Collection entries:
.....

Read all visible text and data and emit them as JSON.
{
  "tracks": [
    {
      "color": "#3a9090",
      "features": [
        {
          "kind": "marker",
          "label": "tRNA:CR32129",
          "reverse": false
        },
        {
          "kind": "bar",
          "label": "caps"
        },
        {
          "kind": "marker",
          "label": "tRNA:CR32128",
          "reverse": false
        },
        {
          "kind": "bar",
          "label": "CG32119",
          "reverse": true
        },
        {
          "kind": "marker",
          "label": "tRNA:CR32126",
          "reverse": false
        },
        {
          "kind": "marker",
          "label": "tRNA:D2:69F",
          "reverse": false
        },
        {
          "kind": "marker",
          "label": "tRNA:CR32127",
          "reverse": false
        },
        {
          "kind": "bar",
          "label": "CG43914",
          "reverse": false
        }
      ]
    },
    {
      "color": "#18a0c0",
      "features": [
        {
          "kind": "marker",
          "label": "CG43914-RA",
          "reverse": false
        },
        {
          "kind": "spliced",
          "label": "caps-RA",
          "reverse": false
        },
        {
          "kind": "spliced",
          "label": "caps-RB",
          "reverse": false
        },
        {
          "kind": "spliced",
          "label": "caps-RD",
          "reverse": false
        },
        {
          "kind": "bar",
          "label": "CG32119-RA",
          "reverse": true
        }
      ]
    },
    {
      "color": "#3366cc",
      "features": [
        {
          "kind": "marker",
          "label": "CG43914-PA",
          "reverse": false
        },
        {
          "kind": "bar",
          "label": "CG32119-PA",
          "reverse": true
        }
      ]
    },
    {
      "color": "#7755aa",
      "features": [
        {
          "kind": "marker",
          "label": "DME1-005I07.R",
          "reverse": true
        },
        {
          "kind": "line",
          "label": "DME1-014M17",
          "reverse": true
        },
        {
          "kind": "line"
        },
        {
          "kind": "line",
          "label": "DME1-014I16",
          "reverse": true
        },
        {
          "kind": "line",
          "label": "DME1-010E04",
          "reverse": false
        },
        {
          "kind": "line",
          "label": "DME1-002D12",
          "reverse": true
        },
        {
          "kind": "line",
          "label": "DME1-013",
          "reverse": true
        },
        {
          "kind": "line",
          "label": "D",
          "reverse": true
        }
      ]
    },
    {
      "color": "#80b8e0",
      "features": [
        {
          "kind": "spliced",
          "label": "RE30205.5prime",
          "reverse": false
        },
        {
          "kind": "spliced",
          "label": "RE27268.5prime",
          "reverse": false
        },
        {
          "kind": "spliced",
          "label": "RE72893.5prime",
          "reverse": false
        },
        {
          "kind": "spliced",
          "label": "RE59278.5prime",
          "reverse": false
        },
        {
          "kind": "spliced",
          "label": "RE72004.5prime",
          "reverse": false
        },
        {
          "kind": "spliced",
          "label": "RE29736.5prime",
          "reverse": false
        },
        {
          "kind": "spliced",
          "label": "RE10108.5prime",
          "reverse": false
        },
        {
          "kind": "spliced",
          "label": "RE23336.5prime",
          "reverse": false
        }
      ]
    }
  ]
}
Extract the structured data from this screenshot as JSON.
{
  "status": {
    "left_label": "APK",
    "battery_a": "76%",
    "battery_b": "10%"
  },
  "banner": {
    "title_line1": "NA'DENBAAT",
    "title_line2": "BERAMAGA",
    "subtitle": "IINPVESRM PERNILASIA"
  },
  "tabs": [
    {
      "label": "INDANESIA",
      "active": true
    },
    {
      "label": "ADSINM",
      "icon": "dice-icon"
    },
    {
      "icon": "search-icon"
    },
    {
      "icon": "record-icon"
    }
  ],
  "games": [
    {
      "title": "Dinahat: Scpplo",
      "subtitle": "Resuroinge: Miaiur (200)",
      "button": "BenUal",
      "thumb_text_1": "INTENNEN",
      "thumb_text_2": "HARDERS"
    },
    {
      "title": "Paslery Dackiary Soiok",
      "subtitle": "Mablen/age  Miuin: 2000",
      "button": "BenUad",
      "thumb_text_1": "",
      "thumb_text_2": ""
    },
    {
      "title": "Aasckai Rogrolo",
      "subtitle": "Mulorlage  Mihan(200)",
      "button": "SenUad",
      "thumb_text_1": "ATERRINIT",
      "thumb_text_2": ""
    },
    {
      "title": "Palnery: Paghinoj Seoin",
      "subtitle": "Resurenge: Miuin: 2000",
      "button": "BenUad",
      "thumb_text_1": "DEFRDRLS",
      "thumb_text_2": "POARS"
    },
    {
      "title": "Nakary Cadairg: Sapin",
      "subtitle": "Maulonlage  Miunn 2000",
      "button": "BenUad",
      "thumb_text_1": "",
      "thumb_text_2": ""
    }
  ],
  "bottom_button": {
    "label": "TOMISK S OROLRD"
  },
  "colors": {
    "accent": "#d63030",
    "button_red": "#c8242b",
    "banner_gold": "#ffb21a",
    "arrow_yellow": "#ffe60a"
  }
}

.....

Print all of the entries exactly as they appear.

Read all visible text and data and emit them as JSON.
{
  "tracks": [
    {
      "color": "#3a9090",
      "features": [
        {
          "kind": "marker",
          "label": "tRNA:CR32129",
          "reverse": false
        },
        {
          "kind": "bar",
          "label": "caps"
        },
        {
          "kind": "marker",
          "label": "tRNA:CR32128",
          "reverse": false
        },
        {
          "kind": "bar",
          "label": "CG32119",
          "reverse": true
        },
        {
          "kind": "marker",
          "label": "tRNA:CR32126",
          "reverse": false
        },
        {
          "kind": "marker",
          "label": "tRNA:D2:69F",
          "reverse": false
        },
        {
          "kind": "marker",
          "label": "tRNA:CR32127",
          "reverse": false
        },
        {
          "kind": "bar",
          "label": "CG43914",
          "reverse": false
        }
      ]
    },
    {
      "color": "#18a0c0",
      "features": [
        {
          "kind": "marker",
          "label": "CG43914-RA",
          "reverse": false
        },
        {
          "kind": "spliced",
          "label": "caps-RA",
          "reverse": false
        },
        {
          "kind": "spliced",
          "label": "caps-RB",
          "reverse": false
        },
        {
          "kind": "spliced",
          "label": "caps-RD",
          "reverse": false
        },
        {
          "kind": "bar",
          "label": "CG32119-RA",
          "reverse": true
        }
      ]
    },
    {
      "color": "#3366cc",
      "features": [
        {
          "kind": "marker",
          "label": "CG43914-PA",
          "reverse": false
        },
        {
          "kind": "bar",
          "label": "CG32119-PA",
          "reverse": true
        }
      ]
    },
    {
      "color": "#7755aa",
      "features": [
        {
          "kind": "marker",
          "label": "DME1-005I07.R",
          "reverse": true
        },
        {
          "kind": "line",
          "label": "DME1-014M17",
          "reverse": true
        },
        {
          "kind": "line"
        },
        {
          "kind": "line",
          "label": "DME1-014I16",
          "reverse": true
        },
        {
          "kind": "line",
          "label": "DME1-010E04",
          "reverse": false
        },
        {
          "kind": "line",
          "label": "DME1-002D12",
          "reverse": true
        },
        {
          "kind": "line",
          "label": "DME1-013",
          "reverse": true
        },
        {
          "kind": "line",
          "label": "D",
          "reverse": true
        }
      ]
    },
    {
      "color": "#80b8e0",
      "features": [
        {
          "kind": "spliced",
          "label": "RE30205.5prime",
          "reverse": false
        },
        {
          "kind": "spliced",
          "label": "RE27268.5prime",
          "reverse": false
        },
        {
          "kind": "spliced",
          "label": "RE72893.5prime",
          "reverse": false
        },
        {
          "kind": "spliced",
          "label": "RE59278.5prime",
          "reverse": false
        },
        {
          "kind": "spliced",
          "label": "RE72004.5prime",
          "reverse": false
        },
        {
          "kind": "spliced",
          "label": "RE29736.5prime",
          "reverse": false
        },
        {
          "kind": "spliced",
          "label": "RE10108.5prime",
          "reverse": false
        },
        {
          "kind": "spliced",
          "label": "RE23336.5prime",
          "reverse": false
        }
      ]
    }
  ]
}
Extract the structured data from this screenshot as JSON.
{
  "status": {
    "left_label": "APK",
    "battery_a": "76%",
    "battery_b": "10%"
  },
  "banner": {
    "title_line1": "NA'DENBAAT",
    "title_line2": "BERAMAGA",
    "subtitle": "IINPVESRM PERNILASIA"
  },
  "tabs": [
    {
      "label": "INDANESIA",
      "active": true
    },
    {
      "label": "ADSINM",
      "icon": "dice-icon"
    },
    {
      "icon": "search-icon"
    },
    {
      "icon": "record-icon"
    }
  ],
  "games": [
    {
      "title": "Dinahat: Scpplo",
      "subtitle": "Resuroinge: Miaiur (200)",
      "button": "BenUal",
      "thumb_text_1": "INTENNEN",
      "thumb_text_2": "HARDERS"
    },
    {
      "title": "Paslery Dackiary Soiok",
      "subtitle": "Mablen/age  Miuin: 2000",
      "button": "BenUad",
      "thumb_text_1": "",
      "thumb_text_2": ""
    },
    {
      "title": "Aasckai Rogrolo",
      "subtitle": "Mulorlage  Mihan(200)",
      "button": "SenUad",
      "thumb_text_1": "ATERRINIT",
      "thumb_text_2": ""
    },
    {
      "title": "Palnery: Paghinoj Seoin",
      "subtitle": "Resurenge: Miuin: 2000",
      "button": "BenUad",
      "thumb_text_1": "DEFRDRLS",
      "thumb_text_2": "POARS"
    },
    {
      "title": "Nakary Cadairg: Sapin",
      "subtitle": "Maulonlage  Miunn 2000",
      "button": "BenUad",
      "thumb_text_1": "",
      "thumb_text_2": ""
    }
  ],
  "bottom_button": {
    "label": "TOMISK S OROLRD"
  },
  "colors": {
    "accent": "#d63030",
    "button_red": "#c8242b",
    "banner_gold": "#ffb21a",
    "arrow_yellow": "#ffe60a"
  }
}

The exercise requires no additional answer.